Layout coordinate data
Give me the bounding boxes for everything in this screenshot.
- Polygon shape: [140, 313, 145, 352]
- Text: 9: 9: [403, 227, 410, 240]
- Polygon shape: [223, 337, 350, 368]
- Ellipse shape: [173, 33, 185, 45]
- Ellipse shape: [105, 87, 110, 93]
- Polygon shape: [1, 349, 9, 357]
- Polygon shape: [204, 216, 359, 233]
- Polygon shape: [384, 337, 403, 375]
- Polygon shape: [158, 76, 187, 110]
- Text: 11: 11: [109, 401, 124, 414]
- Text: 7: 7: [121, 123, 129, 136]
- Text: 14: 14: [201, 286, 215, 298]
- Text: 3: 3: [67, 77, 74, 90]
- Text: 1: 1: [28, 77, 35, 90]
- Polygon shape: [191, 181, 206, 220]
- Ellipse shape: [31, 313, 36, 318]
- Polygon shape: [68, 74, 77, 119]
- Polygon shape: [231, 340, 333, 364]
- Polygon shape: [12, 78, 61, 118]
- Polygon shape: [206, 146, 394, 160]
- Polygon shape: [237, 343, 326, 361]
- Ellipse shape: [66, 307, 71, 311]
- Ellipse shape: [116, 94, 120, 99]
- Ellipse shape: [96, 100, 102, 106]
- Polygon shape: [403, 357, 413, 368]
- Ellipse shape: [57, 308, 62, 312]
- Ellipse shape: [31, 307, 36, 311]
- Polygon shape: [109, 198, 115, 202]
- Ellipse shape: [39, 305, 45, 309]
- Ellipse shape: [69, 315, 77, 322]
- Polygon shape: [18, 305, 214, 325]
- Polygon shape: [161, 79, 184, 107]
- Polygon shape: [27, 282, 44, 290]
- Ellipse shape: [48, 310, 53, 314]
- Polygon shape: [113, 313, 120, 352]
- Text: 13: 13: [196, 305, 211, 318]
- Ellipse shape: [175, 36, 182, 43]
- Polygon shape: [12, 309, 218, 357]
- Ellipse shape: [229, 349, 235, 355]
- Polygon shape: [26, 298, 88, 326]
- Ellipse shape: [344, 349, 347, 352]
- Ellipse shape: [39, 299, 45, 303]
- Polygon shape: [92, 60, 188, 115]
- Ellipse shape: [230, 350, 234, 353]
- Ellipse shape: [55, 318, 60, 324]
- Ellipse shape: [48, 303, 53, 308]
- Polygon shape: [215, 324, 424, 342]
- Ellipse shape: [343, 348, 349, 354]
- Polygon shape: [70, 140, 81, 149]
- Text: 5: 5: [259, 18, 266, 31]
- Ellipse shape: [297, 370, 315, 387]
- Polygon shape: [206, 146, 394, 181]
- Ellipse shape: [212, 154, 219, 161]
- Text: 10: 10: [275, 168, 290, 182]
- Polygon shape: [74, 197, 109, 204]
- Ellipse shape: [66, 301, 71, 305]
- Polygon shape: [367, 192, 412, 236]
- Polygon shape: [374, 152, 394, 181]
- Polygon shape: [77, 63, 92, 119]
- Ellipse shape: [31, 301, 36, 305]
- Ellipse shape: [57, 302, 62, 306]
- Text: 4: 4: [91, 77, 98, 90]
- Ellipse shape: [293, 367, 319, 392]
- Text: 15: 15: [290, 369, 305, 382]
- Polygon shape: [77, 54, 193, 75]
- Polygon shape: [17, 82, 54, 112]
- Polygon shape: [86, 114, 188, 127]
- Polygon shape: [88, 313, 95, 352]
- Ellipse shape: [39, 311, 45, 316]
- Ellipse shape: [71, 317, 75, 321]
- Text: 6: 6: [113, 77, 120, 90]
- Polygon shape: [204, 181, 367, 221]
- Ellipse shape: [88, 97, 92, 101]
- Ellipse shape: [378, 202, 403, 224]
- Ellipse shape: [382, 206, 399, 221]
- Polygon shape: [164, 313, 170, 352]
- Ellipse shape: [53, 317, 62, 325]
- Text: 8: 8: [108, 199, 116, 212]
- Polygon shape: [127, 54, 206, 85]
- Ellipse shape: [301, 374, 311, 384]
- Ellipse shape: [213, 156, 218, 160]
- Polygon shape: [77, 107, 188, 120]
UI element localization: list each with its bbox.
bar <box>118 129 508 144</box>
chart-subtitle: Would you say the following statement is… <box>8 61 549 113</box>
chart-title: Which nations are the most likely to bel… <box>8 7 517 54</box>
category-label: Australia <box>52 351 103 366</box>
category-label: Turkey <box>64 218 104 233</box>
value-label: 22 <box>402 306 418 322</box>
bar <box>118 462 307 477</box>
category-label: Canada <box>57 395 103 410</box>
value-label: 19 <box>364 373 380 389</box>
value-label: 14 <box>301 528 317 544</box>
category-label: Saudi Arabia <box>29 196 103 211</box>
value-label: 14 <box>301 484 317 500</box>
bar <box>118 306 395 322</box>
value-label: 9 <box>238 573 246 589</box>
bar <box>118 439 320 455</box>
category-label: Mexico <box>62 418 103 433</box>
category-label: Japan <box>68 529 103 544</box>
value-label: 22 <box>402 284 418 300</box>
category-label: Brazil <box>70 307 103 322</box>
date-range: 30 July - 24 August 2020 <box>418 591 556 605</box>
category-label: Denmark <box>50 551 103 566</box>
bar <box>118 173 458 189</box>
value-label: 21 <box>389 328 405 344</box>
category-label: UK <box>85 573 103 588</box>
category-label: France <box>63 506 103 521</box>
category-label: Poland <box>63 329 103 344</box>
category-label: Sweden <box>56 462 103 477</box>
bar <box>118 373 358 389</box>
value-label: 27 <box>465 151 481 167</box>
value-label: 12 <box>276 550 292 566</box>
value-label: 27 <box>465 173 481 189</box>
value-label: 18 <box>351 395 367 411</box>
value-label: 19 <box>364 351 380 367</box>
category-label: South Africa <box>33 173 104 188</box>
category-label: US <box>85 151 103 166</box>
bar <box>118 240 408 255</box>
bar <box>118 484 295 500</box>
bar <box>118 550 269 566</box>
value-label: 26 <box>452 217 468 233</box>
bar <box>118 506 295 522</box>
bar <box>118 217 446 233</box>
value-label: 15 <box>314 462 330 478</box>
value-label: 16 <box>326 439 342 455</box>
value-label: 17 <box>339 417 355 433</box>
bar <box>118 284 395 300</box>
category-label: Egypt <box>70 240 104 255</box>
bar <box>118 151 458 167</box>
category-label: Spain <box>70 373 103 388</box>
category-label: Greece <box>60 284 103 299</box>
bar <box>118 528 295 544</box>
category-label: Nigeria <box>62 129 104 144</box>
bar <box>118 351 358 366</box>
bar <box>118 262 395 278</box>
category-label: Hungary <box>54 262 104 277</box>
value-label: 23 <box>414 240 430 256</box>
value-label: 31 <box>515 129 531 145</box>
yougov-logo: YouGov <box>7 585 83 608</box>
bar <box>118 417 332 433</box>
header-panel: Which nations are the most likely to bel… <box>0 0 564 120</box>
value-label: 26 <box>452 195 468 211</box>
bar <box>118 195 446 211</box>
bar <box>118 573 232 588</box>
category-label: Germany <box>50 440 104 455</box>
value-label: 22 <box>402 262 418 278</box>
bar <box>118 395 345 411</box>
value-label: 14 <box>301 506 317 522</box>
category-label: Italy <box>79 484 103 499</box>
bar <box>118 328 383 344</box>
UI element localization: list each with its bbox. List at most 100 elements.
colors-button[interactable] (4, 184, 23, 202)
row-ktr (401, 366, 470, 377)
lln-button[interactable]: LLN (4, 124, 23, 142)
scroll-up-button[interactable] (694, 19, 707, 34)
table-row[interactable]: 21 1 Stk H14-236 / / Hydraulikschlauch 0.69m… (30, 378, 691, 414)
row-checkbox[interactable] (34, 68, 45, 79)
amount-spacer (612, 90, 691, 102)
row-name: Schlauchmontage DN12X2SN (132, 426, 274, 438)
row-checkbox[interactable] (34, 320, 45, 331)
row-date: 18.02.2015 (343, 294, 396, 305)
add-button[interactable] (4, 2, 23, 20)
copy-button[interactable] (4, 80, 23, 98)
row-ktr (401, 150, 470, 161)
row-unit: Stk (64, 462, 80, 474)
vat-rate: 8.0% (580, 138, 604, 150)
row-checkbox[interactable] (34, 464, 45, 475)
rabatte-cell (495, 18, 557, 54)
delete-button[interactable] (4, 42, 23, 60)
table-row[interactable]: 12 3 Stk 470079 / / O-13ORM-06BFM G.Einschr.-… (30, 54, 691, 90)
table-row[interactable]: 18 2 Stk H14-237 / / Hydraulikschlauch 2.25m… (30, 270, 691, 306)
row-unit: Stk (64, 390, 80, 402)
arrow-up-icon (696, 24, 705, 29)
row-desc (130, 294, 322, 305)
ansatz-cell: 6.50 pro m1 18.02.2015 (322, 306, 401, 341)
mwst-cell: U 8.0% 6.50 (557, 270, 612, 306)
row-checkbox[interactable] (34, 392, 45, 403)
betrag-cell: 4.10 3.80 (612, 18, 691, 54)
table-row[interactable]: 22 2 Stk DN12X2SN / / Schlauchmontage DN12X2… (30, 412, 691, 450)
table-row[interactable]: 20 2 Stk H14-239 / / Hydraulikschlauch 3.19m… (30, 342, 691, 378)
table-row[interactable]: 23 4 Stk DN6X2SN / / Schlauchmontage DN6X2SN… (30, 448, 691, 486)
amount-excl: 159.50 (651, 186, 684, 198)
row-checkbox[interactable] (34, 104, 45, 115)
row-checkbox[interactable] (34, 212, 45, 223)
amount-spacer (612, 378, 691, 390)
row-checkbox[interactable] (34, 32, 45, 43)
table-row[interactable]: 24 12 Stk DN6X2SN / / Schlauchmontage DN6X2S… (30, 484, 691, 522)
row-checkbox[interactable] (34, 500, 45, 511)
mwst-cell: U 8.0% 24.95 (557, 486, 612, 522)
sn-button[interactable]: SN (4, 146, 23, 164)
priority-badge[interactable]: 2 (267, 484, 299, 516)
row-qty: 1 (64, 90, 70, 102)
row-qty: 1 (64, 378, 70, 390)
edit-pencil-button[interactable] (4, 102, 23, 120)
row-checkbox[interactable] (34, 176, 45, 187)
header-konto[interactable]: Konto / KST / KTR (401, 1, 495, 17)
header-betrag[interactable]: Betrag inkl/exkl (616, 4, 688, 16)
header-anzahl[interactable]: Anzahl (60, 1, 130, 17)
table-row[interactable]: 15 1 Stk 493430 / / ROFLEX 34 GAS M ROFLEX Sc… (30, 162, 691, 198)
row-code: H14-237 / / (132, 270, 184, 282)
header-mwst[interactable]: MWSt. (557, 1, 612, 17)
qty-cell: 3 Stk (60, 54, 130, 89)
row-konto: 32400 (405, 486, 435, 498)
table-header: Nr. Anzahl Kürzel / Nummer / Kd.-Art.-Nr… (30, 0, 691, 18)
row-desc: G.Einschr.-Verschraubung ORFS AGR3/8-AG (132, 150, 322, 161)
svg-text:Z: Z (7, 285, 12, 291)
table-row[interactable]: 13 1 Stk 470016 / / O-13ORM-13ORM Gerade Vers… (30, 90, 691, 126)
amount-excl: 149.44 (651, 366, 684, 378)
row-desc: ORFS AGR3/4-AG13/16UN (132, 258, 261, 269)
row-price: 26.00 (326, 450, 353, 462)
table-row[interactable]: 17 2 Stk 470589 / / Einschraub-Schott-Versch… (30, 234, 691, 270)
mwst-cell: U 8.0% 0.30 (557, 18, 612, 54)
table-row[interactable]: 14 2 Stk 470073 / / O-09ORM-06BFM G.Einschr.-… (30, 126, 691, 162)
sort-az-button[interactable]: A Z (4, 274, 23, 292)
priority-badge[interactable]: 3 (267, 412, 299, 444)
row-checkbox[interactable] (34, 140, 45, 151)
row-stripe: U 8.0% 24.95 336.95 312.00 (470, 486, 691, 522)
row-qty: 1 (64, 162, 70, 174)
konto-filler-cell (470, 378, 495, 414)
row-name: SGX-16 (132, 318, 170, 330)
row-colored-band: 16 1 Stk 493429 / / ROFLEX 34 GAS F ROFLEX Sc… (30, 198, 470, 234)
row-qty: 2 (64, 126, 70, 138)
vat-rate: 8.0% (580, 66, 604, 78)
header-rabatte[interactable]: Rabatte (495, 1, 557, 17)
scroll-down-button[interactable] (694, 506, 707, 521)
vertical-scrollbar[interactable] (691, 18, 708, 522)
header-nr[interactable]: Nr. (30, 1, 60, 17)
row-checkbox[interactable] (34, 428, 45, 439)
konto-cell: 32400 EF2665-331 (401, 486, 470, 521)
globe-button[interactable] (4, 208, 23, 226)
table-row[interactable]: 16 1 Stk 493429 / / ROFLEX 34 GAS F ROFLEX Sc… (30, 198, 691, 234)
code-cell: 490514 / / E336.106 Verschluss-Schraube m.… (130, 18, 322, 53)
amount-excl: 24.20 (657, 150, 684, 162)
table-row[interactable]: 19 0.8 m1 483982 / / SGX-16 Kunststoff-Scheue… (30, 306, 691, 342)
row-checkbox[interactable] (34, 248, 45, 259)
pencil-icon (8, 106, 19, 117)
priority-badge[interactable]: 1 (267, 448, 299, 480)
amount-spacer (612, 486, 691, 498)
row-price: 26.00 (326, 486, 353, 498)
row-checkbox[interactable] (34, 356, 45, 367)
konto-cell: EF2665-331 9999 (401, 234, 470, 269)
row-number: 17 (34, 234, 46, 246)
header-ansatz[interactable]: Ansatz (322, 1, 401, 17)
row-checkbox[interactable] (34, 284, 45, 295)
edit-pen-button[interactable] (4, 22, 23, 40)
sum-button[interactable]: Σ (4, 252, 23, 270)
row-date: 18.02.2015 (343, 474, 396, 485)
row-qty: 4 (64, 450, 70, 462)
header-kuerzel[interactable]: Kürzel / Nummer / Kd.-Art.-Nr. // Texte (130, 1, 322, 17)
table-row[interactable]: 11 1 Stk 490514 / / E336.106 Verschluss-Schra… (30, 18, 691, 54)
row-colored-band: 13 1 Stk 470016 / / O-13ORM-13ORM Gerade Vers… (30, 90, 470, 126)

EXERCISE GOAL
Please express the records as a Markdown table, starting with the first line of the records and going on through the line that contains "- Text: 11: 11: [109, 401, 124, 414]". Use the columns Row and Line, number each row, and leave out any blank lines.

TASK OUTPUT
| Row | Line |
|---|---|
| 1 | Give me the bounding boxes for everything in this screenshot. |
| 2 | - Polygon shape: [140, 313, 145, 352] |
| 3 | - Text: 9: 9: [403, 227, 410, 240] |
| 4 | - Polygon shape: [223, 337, 350, 368] |
| 5 | - Ellipse shape: [173, 33, 185, 45] |
| 6 | - Ellipse shape: [105, 87, 110, 93] |
| 7 | - Polygon shape: [1, 349, 9, 357] |
| 8 | - Polygon shape: [204, 216, 359, 233] |
| 9 | - Polygon shape: [384, 337, 403, 375] |
| 10 | - Polygon shape: [158, 76, 187, 110] |
| 11 | - Text: 11: 11: [109, 401, 124, 414] |